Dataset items

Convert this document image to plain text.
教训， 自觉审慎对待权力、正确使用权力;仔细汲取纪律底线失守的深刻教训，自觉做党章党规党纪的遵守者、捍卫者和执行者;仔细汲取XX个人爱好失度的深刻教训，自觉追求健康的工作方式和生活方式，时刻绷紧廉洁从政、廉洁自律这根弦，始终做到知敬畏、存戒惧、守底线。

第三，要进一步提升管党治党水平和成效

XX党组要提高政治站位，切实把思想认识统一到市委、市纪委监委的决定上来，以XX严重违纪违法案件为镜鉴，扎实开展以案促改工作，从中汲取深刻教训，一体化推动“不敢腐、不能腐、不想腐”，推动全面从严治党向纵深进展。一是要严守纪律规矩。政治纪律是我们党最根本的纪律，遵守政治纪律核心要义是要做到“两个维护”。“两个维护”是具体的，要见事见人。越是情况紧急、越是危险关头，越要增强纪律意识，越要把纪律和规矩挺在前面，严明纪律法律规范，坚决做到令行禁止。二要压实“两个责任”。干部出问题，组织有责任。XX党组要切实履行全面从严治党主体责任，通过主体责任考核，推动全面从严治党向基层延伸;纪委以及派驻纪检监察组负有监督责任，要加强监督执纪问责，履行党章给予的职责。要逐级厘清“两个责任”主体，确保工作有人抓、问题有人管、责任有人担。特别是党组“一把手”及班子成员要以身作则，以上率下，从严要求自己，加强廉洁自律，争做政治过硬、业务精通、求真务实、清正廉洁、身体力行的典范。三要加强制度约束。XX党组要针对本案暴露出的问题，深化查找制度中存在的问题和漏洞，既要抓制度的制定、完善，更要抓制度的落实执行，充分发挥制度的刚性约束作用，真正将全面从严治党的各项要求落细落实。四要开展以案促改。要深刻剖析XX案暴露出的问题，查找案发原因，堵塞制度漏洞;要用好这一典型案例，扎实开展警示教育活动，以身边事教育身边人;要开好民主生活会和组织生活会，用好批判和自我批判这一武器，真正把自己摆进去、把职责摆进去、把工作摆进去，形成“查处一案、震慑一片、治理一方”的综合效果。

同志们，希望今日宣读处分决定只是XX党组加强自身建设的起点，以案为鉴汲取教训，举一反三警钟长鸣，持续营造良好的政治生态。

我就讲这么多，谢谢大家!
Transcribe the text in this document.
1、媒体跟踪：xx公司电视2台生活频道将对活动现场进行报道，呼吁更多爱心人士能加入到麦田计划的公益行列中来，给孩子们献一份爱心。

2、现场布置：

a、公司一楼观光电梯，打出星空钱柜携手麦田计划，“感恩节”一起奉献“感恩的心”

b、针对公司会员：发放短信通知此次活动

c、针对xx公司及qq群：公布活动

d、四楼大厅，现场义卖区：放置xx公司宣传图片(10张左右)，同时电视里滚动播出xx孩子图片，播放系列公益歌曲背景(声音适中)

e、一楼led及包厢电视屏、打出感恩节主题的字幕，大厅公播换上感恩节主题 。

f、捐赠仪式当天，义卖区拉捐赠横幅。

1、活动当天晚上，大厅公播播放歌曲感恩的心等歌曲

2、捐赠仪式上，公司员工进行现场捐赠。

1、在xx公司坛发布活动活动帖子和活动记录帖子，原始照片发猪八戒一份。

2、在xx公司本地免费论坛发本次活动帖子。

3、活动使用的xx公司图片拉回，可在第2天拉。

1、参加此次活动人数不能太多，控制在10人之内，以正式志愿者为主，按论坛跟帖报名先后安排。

DO THIS = Output the records above in their entirety, exactly.

OUTPUT BELOW =
Convert this document image to plain text.
教训， 自觉审慎对待权力、正确使用权力;仔细汲取纪律底线失守的深刻教训，自觉做党章党规党纪的遵守者、捍卫者和执行者;仔细汲取XX个人爱好失度的深刻教训，自觉追求健康的工作方式和生活方式，时刻绷紧廉洁从政、廉洁自律这根弦，始终做到知敬畏、存戒惧、守底线。

第三，要进一步提升管党治党水平和成效

XX党组要提高政治站位，切实把思想认识统一到市委、市纪委监委的决定上来，以XX严重违纪违法案件为镜鉴，扎实开展以案促改工作，从中汲取深刻教训，一体化推动“不敢腐、不能腐、不想腐”，推动全面从严治党向纵深进展。一是要严守纪律规矩。政治纪律是我们党最根本的纪律，遵守政治纪律核心要义是要做到“两个维护”。“两个维护”是具体的，要见事见人。越是情况紧急、越是危险关头，越要增强纪律意识，越要把纪律和规矩挺在前面，严明纪律法律规范，坚决做到令行禁止。二要压实“两个责任”。干部出问题，组织有责任。XX党组要切实履行全面从严治党主体责任，通过主体责任考核，推动全面从严治党向基层延伸;纪委以及派驻纪检监察组负有监督责任，要加强监督执纪问责，履行党章给予的职责。要逐级厘清“两个责任”主体，确保工作有人抓、问题有人管、责任有人担。特别是党组“一把手”及班子成员要以身作则，以上率下，从严要求自己，加强廉洁自律，争做政治过硬、业务精通、求真务实、清正廉洁、身体力行的典范。三要加强制度约束。XX党组要针对本案暴露出的问题，深化查找制度中存在的问题和漏洞，既要抓制度的制定、完善，更要抓制度的落实执行，充分发挥制度的刚性约束作用，真正将全面从严治党的各项要求落细落实。四要开展以案促改。要深刻剖析XX案暴露出的问题，查找案发原因，堵塞制度漏洞;要用好这一典型案例，扎实开展警示教育活动，以身边事教育身边人;要开好民主生活会和组织生活会，用好批判和自我批判这一武器，真正把自己摆进去、把职责摆进去、把工作摆进去，形成“查处一案、震慑一片、治理一方”的综合效果。

同志们，希望今日宣读处分决定只是XX党组加强自身建设的起点，以案为鉴汲取教训，举一反三警钟长鸣，持续营造良好的政治生态。

我就讲这么多，谢谢大家!
Transcribe the text in this document.
1、媒体跟踪：xx公司电视2台生活频道将对活动现场进行报道，呼吁更多爱心人士能加入到麦田计划的公益行列中来，给孩子们献一份爱心。

2、现场布置：

a、公司一楼观光电梯，打出星空钱柜携手麦田计划，“感恩节”一起奉献“感恩的心”

b、针对公司会员：发放短信通知此次活动

c、针对xx公司及qq群：公布活动

d、四楼大厅，现场义卖区：放置xx公司宣传图片(10张左右)，同时电视里滚动播出xx孩子图片，播放系列公益歌曲背景(声音适中)

e、一楼led及包厢电视屏、打出感恩节主题的字幕，大厅公播换上感恩节主题 。

f、捐赠仪式当天，义卖区拉捐赠横幅。

1、活动当天晚上，大厅公播播放歌曲感恩的心等歌曲

2、捐赠仪式上，公司员工进行现场捐赠。

1、在xx公司坛发布活动活动帖子和活动记录帖子，原始照片发猪八戒一份。

2、在xx公司本地免费论坛发本次活动帖子。

3、活动使用的xx公司图片拉回，可在第2天拉。

1、参加此次活动人数不能太多，控制在10人之内，以正式志愿者为主，按论坛跟帖报名先后安排。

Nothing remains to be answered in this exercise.